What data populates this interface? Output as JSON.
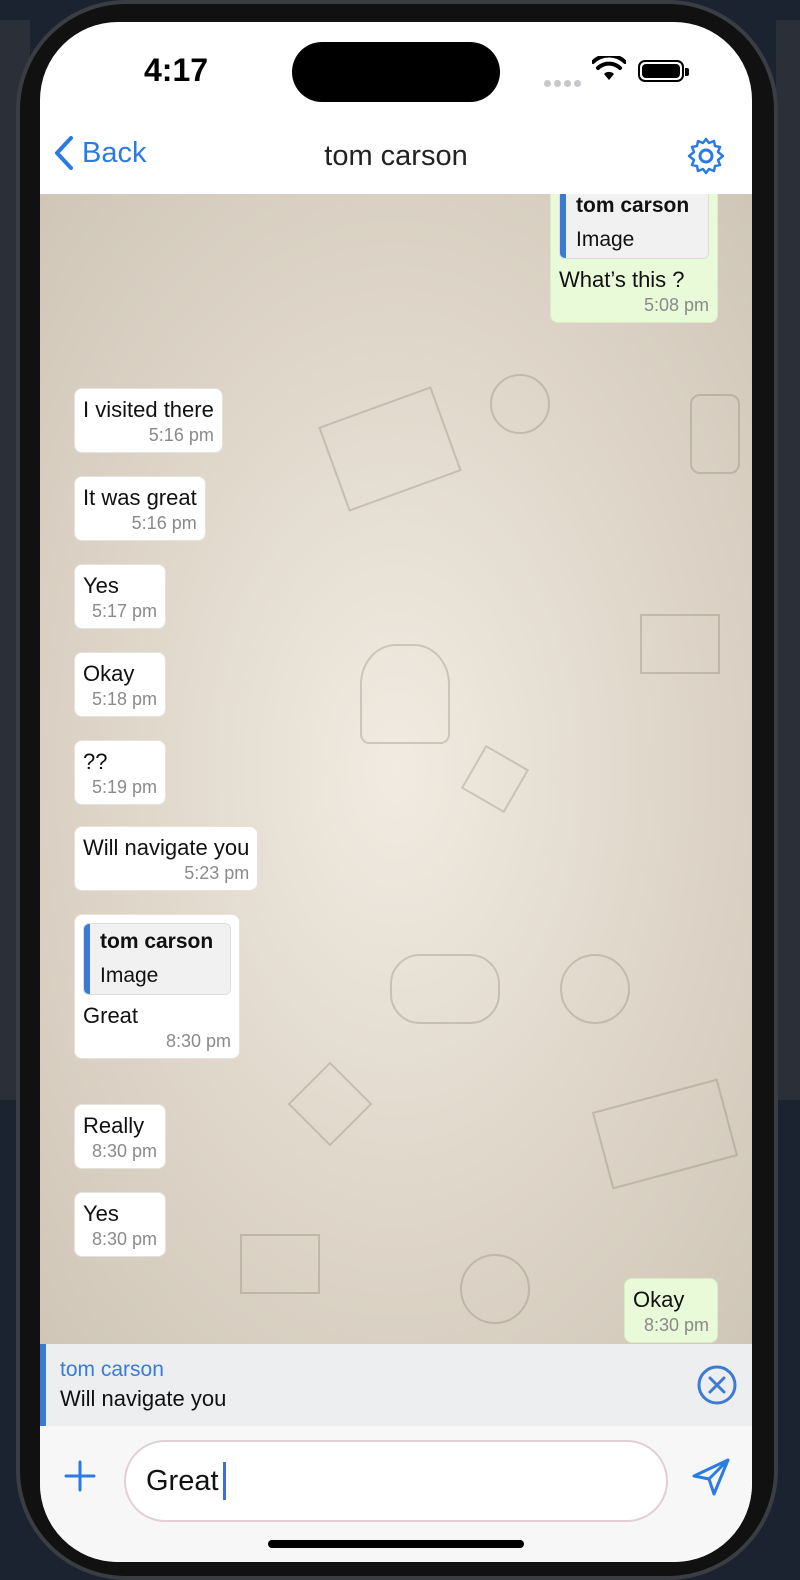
{
  "status": {
    "time": "4:17"
  },
  "nav": {
    "back_label": "Back",
    "title": "tom carson",
    "icons": {
      "back": "chevron-left-icon",
      "settings": "gear-icon"
    }
  },
  "messages": [
    {
      "dir": "out",
      "reply_name": "tom carson",
      "reply_text": "Image",
      "text": "What’s this ?",
      "time": "5:08 pm"
    },
    {
      "dir": "in",
      "text": "I visited there",
      "time": "5:16 pm"
    },
    {
      "dir": "in",
      "text": "It was great",
      "time": "5:16 pm"
    },
    {
      "dir": "in",
      "text": "Yes",
      "time": "5:17 pm"
    },
    {
      "dir": "in",
      "text": "Okay",
      "time": "5:18 pm"
    },
    {
      "dir": "in",
      "text": "??",
      "time": "5:19 pm"
    },
    {
      "dir": "in",
      "text": "Will navigate you",
      "time": "5:23 pm"
    },
    {
      "dir": "in",
      "reply_name": "tom carson",
      "reply_text": "Image",
      "text": "Great",
      "time": "8:30 pm"
    },
    {
      "dir": "in",
      "text": "Really",
      "time": "8:30 pm"
    },
    {
      "dir": "in",
      "text": "Yes",
      "time": "8:30 pm"
    },
    {
      "dir": "out",
      "text": "Okay",
      "time": "8:30 pm"
    }
  ],
  "reply_banner": {
    "name": "tom carson",
    "text": "Will navigate you",
    "icon": "close-circle-icon"
  },
  "composer": {
    "value": "Great",
    "icons": {
      "attach": "plus-icon",
      "send": "send-icon"
    }
  },
  "colors": {
    "accent": "#2a7be4",
    "reply_bar": "#3b7bd6",
    "outgoing": "#e8fad8",
    "incoming": "#ffffff"
  }
}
++++
● **OBJECTIVE**:
Restate each entry word for word, please, but drop any images it holds.

● **TASK OUTPUT**:
What data populates this interface? Output as JSON.
{
  "status": {
    "time": "4:17"
  },
  "nav": {
    "back_label": "Back",
    "title": "tom carson",
    "icons": {
      "back": "chevron-left-icon",
      "settings": "gear-icon"
    }
  },
  "messages": [
    {
      "dir": "out",
      "reply_name": "tom carson",
      "reply_text": "Image",
      "text": "What’s this ?",
      "time": "5:08 pm"
    },
    {
      "dir": "in",
      "text": "I visited there",
      "time": "5:16 pm"
    },
    {
      "dir": "in",
      "text": "It was great",
      "time": "5:16 pm"
    },
    {
      "dir": "in",
      "text": "Yes",
      "time": "5:17 pm"
    },
    {
      "dir": "in",
      "text": "Okay",
      "time": "5:18 pm"
    },
    {
      "dir": "in",
      "text": "??",
      "time": "5:19 pm"
    },
    {
      "dir": "in",
      "text": "Will navigate you",
      "time": "5:23 pm"
    },
    {
      "dir": "in",
      "reply_name": "tom carson",
      "reply_text": "Image",
      "text": "Great",
      "time": "8:30 pm"
    },
    {
      "dir": "in",
      "text": "Really",
      "time": "8:30 pm"
    },
    {
      "dir": "in",
      "text": "Yes",
      "time": "8:30 pm"
    },
    {
      "dir": "out",
      "text": "Okay",
      "time": "8:30 pm"
    }
  ],
  "reply_banner": {
    "name": "tom carson",
    "text": "Will navigate you",
    "icon": "close-circle-icon"
  },
  "composer": {
    "value": "Great",
    "icons": {
      "attach": "plus-icon",
      "send": "send-icon"
    }
  },
  "colors": {
    "accent": "#2a7be4",
    "reply_bar": "#3b7bd6",
    "outgoing": "#e8fad8",
    "incoming": "#ffffff"
  }
}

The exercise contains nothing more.